What to work on: Leave every picture out and write out the records below exactly.

Information given:
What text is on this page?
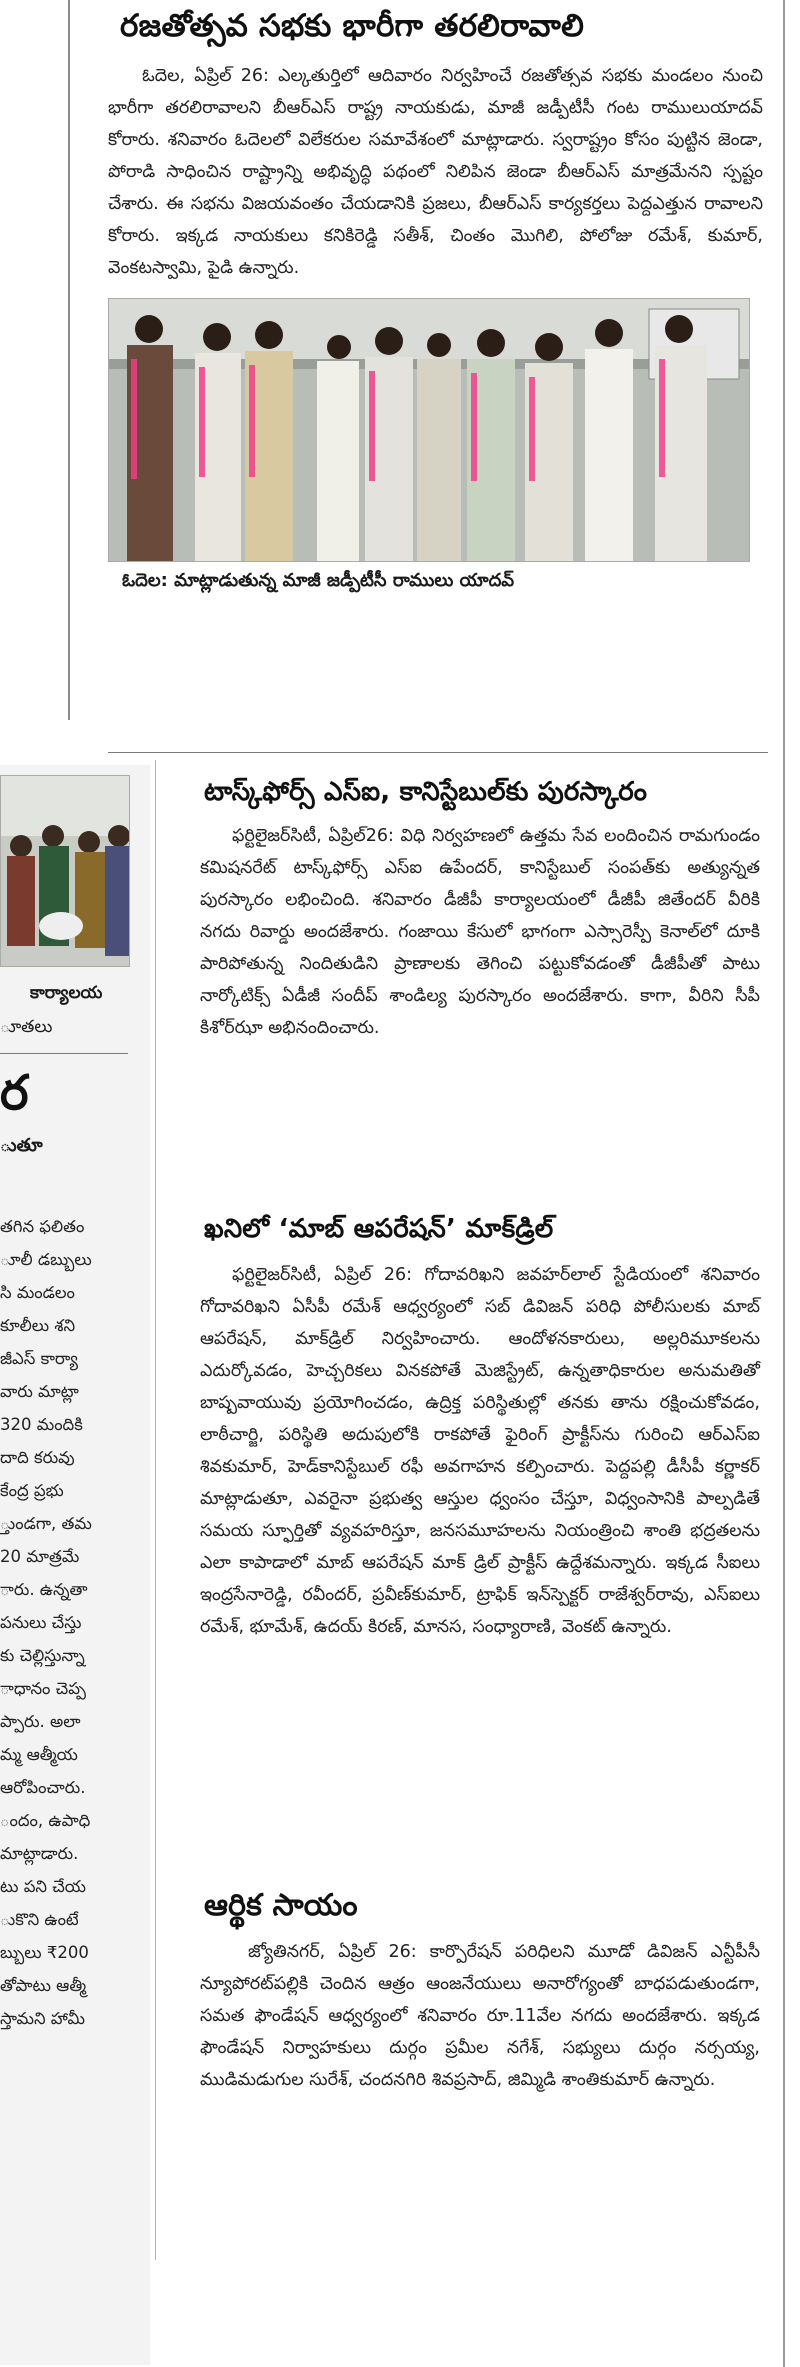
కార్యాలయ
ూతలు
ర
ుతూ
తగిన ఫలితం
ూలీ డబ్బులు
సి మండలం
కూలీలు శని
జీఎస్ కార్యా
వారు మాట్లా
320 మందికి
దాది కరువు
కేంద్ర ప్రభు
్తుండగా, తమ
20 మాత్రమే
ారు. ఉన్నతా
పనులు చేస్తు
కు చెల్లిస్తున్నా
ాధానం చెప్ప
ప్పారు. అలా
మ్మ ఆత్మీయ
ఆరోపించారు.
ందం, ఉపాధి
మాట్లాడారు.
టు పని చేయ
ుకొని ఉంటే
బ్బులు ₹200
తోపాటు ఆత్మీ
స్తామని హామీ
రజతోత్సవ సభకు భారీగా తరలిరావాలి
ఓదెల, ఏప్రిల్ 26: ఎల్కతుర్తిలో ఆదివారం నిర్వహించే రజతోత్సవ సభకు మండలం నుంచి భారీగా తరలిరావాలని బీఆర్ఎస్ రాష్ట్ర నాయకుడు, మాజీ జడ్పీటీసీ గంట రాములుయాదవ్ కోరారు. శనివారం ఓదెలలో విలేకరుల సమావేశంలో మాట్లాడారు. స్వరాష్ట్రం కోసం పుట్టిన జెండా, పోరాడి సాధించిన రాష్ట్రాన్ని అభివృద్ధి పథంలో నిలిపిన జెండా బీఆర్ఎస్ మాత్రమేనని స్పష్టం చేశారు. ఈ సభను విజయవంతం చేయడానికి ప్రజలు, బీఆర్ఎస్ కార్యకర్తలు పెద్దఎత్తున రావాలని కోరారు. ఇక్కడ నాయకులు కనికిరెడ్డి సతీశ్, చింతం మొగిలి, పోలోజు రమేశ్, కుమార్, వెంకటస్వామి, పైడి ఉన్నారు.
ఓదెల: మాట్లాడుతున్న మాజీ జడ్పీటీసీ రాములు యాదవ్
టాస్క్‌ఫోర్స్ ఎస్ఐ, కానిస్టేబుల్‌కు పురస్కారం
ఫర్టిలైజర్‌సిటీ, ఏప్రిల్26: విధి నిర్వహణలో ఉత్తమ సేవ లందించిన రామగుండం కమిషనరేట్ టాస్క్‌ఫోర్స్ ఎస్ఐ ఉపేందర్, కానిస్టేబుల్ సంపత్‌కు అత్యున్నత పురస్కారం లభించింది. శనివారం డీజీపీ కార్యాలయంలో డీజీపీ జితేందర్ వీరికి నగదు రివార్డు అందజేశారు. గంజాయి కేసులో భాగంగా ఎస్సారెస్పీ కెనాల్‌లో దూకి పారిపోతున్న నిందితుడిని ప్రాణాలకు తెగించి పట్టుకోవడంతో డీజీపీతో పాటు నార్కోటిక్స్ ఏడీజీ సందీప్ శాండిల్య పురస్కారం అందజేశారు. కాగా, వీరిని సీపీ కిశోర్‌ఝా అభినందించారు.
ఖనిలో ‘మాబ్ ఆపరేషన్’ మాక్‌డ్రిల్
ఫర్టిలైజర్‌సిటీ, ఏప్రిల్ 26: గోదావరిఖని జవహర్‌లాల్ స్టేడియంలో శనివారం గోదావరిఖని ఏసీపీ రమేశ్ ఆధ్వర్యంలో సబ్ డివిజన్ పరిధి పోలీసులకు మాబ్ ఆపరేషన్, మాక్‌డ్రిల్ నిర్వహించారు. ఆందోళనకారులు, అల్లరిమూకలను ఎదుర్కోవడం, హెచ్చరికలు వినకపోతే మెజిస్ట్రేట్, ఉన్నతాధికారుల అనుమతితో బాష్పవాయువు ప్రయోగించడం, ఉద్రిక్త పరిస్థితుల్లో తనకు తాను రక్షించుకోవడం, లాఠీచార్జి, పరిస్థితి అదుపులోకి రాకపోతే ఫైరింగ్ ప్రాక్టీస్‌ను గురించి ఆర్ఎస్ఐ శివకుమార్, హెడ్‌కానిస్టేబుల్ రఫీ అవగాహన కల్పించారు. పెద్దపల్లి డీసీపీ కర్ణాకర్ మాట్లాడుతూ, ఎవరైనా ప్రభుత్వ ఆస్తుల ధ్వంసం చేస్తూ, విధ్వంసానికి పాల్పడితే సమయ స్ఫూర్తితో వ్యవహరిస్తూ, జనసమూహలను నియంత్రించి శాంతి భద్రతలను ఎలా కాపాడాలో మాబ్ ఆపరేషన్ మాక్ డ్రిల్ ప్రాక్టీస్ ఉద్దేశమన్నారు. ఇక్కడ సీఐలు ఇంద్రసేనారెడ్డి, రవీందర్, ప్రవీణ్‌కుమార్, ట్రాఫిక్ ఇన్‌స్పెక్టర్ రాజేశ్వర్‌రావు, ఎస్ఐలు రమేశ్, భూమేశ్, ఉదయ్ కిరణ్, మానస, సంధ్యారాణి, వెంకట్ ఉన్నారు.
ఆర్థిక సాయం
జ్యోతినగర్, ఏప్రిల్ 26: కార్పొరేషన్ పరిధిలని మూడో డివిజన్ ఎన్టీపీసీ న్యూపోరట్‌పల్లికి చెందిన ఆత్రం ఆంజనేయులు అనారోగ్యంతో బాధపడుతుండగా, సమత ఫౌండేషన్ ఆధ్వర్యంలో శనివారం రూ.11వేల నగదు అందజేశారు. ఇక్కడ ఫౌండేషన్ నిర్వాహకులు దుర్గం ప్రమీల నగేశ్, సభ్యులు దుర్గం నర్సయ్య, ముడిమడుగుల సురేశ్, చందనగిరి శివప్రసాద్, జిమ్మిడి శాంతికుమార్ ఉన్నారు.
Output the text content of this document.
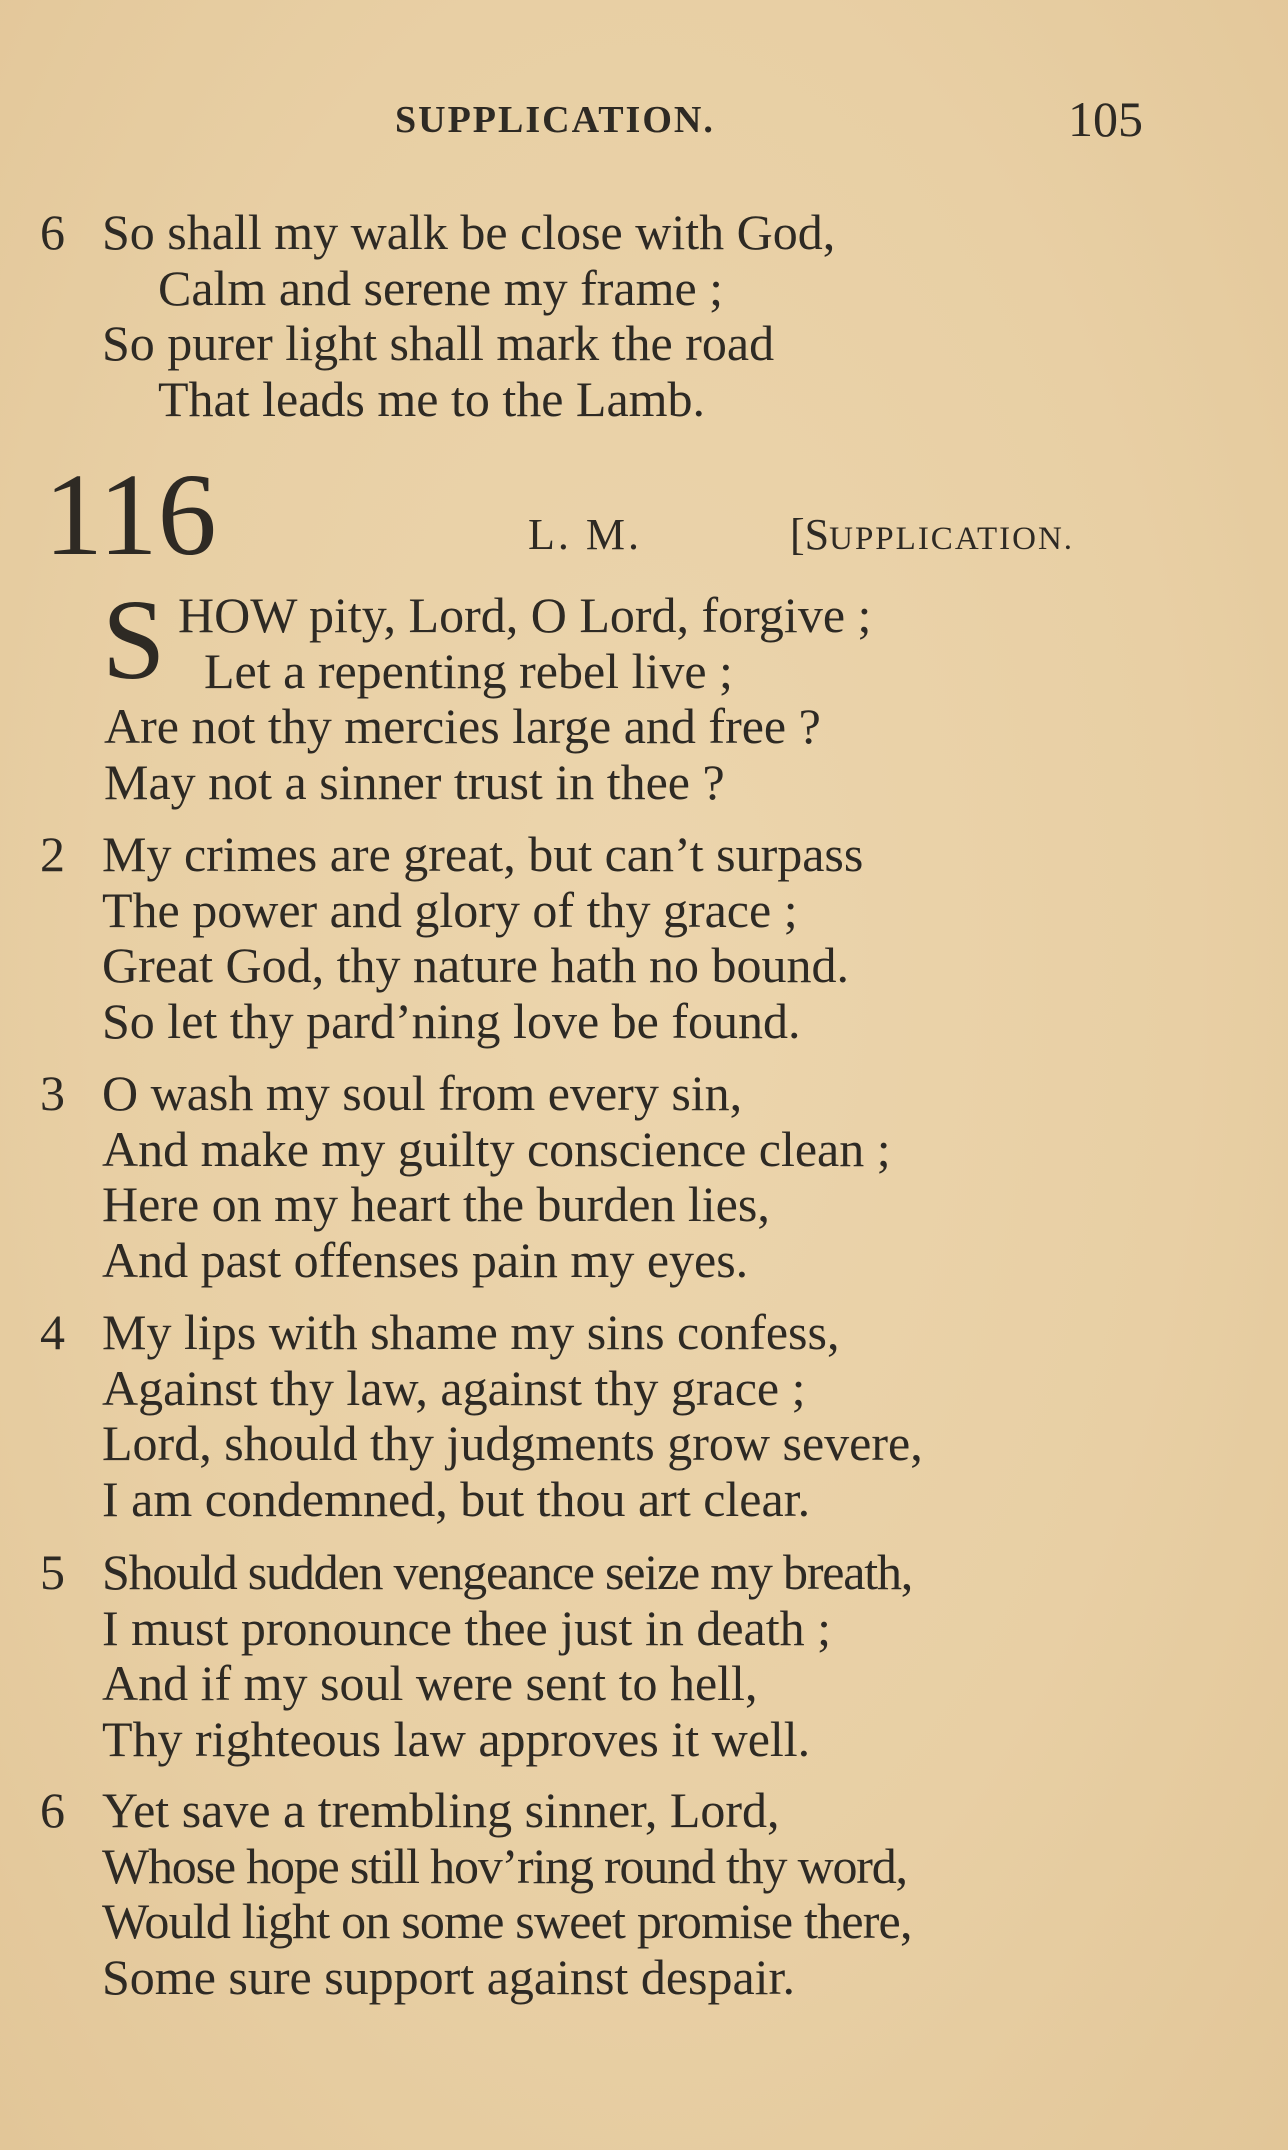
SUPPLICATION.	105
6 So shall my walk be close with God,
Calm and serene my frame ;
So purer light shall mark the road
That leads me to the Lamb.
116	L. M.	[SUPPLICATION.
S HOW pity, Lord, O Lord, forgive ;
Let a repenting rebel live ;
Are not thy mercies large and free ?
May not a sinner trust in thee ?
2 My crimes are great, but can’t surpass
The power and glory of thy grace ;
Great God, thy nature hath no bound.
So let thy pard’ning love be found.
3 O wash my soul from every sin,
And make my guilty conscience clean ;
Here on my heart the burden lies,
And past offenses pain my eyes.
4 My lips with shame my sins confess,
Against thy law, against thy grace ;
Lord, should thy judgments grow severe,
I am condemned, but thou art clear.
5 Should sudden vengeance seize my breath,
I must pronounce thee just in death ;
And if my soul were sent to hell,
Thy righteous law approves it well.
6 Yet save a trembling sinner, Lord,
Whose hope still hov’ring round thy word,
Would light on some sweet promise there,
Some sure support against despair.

Result of the exercise:
What text is on this page?
కార్యాలయ
ూతలు
ర
ుతూ
తగిన ఫలితం
ూలీ డబ్బులు
సి మండలం
కూలీలు శని
జీఎస్ కార్యా
వారు మాట్లా
320 మందికి
దాది కరువు
కేంద్ర ప్రభు
్తుండగా, తమ
20 మాత్రమే
ారు. ఉన్నతా
పనులు చేస్తు
కు చెల్లిస్తున్నా
ాధానం చెప్ప
ప్పారు. అలా
మ్మ ఆత్మీయ
ఆరోపించారు.
ందం, ఉపాధి
మాట్లాడారు.
టు పని చేయ
ుకొని ఉంటే
బ్బులు ₹200
తోపాటు ఆత్మీ
స్తామని హామీ
రజతోత్సవ సభకు భారీగా తరలిరావాలి
ఓదెల, ఏప్రిల్ 26: ఎల్కతుర్తిలో ఆదివారం నిర్వహించే రజతోత్సవ సభకు మండలం నుంచి భారీగా తరలిరావాలని బీఆర్ఎస్ రాష్ట్ర నాయకుడు, మాజీ జడ్పీటీసీ గంట రాములుయాదవ్ కోరారు. శనివారం ఓదెలలో విలేకరుల సమావేశంలో మాట్లాడారు. స్వరాష్ట్రం కోసం పుట్టిన జెండా, పోరాడి సాధించిన రాష్ట్రాన్ని అభివృద్ధి పథంలో నిలిపిన జెండా బీఆర్ఎస్ మాత్రమేనని స్పష్టం చేశారు. ఈ సభను విజయవంతం చేయడానికి ప్రజలు, బీఆర్ఎస్ కార్యకర్తలు పెద్దఎత్తున రావాలని కోరారు. ఇక్కడ నాయకులు కనికిరెడ్డి సతీశ్, చింతం మొగిలి, పోలోజు రమేశ్, కుమార్, వెంకటస్వామి, పైడి ఉన్నారు.
ఓదెల: మాట్లాడుతున్న మాజీ జడ్పీటీసీ రాములు యాదవ్
టాస్క్‌ఫోర్స్ ఎస్ఐ, కానిస్టేబుల్‌కు పురస్కారం
ఫర్టిలైజర్‌సిటీ, ఏప్రిల్26: విధి నిర్వహణలో ఉత్తమ సేవ లందించిన రామగుండం కమిషనరేట్ టాస్క్‌ఫోర్స్ ఎస్ఐ ఉపేందర్, కానిస్టేబుల్ సంపత్‌కు అత్యున్నత పురస్కారం లభించింది. శనివారం డీజీపీ కార్యాలయంలో డీజీపీ జితేందర్ వీరికి నగదు రివార్డు అందజేశారు. గంజాయి కేసులో భాగంగా ఎస్సారెస్పీ కెనాల్‌లో దూకి పారిపోతున్న నిందితుడిని ప్రాణాలకు తెగించి పట్టుకోవడంతో డీజీపీతో పాటు నార్కోటిక్స్ ఏడీజీ సందీప్ శాండిల్య పురస్కారం అందజేశారు. కాగా, వీరిని సీపీ కిశోర్‌ఝా అభినందించారు.
ఖనిలో ‘మాబ్ ఆపరేషన్’ మాక్‌డ్రిల్
ఫర్టిలైజర్‌సిటీ, ఏప్రిల్ 26: గోదావరిఖని జవహర్‌లాల్ స్టేడియంలో శనివారం గోదావరిఖని ఏసీపీ రమేశ్ ఆధ్వర్యంలో సబ్ డివిజన్ పరిధి పోలీసులకు మాబ్ ఆపరేషన్, మాక్‌డ్రిల్ నిర్వహించారు. ఆందోళనకారులు, అల్లరిమూకలను ఎదుర్కోవడం, హెచ్చరికలు వినకపోతే మెజిస్ట్రేట్, ఉన్నతాధికారుల అనుమతితో బాష్పవాయువు ప్రయోగించడం, ఉద్రిక్త పరిస్థితుల్లో తనకు తాను రక్షించుకోవడం, లాఠీచార్జి, పరిస్థితి అదుపులోకి రాకపోతే ఫైరింగ్ ప్రాక్టీస్‌ను గురించి ఆర్ఎస్ఐ శివకుమార్, హెడ్‌కానిస్టేబుల్ రఫీ అవగాహన కల్పించారు. పెద్దపల్లి డీసీపీ కర్ణాకర్ మాట్లాడుతూ, ఎవరైనా ప్రభుత్వ ఆస్తుల ధ్వంసం చేస్తూ, విధ్వంసానికి పాల్పడితే సమయ స్ఫూర్తితో వ్యవహరిస్తూ, జనసమూహలను నియంత్రించి శాంతి భద్రతలను ఎలా కాపాడాలో మాబ్ ఆపరేషన్ మాక్ డ్రిల్ ప్రాక్టీస్ ఉద్దేశమన్నారు. ఇక్కడ సీఐలు ఇంద్రసేనారెడ్డి, రవీందర్, ప్రవీణ్‌కుమార్, ట్రాఫిక్ ఇన్‌స్పెక్టర్ రాజేశ్వర్‌రావు, ఎస్ఐలు రమేశ్, భూమేశ్, ఉదయ్ కిరణ్, మానస, సంధ్యారాణి, వెంకట్ ఉన్నారు.
ఆర్థిక సాయం
జ్యోతినగర్, ఏప్రిల్ 26: కార్పొరేషన్ పరిధిలని మూడో డివిజన్ ఎన్టీపీసీ న్యూపోరట్‌పల్లికి చెందిన ఆత్రం ఆంజనేయులు అనారోగ్యంతో బాధపడుతుండగా, సమత ఫౌండేషన్ ఆధ్వర్యంలో శనివారం రూ.11వేల నగదు అందజేశారు. ఇక్కడ ఫౌండేషన్ నిర్వాహకులు దుర్గం ప్రమీల నగేశ్, సభ్యులు దుర్గం నర్సయ్య, ముడిమడుగుల సురేశ్, చందనగిరి శివప్రసాద్, జిమ్మిడి శాంతికుమార్ ఉన్నారు.
Output the text content of this document.
SUPPLICATION.	105
6 So shall my walk be close with God,
Calm and serene my frame ;
So purer light shall mark the road
That leads me to the Lamb.
116	L. M.	[SUPPLICATION.
S HOW pity, Lord, O Lord, forgive ;
Let a repenting rebel live ;
Are not thy mercies large and free ?
May not a sinner trust in thee ?
2 My crimes are great, but can’t surpass
The power and glory of thy grace ;
Great God, thy nature hath no bound.
So let thy pard’ning love be found.
3 O wash my soul from every sin,
And make my guilty conscience clean ;
Here on my heart the burden lies,
And past offenses pain my eyes.
4 My lips with shame my sins confess,
Against thy law, against thy grace ;
Lord, should thy judgments grow severe,
I am condemned, but thou art clear.
5 Should sudden vengeance seize my breath,
I must pronounce thee just in death ;
And if my soul were sent to hell,
Thy righteous law approves it well.
6 Yet save a trembling sinner, Lord,
Whose hope still hov’ring round thy word,
Would light on some sweet promise there,
Some sure support against despair.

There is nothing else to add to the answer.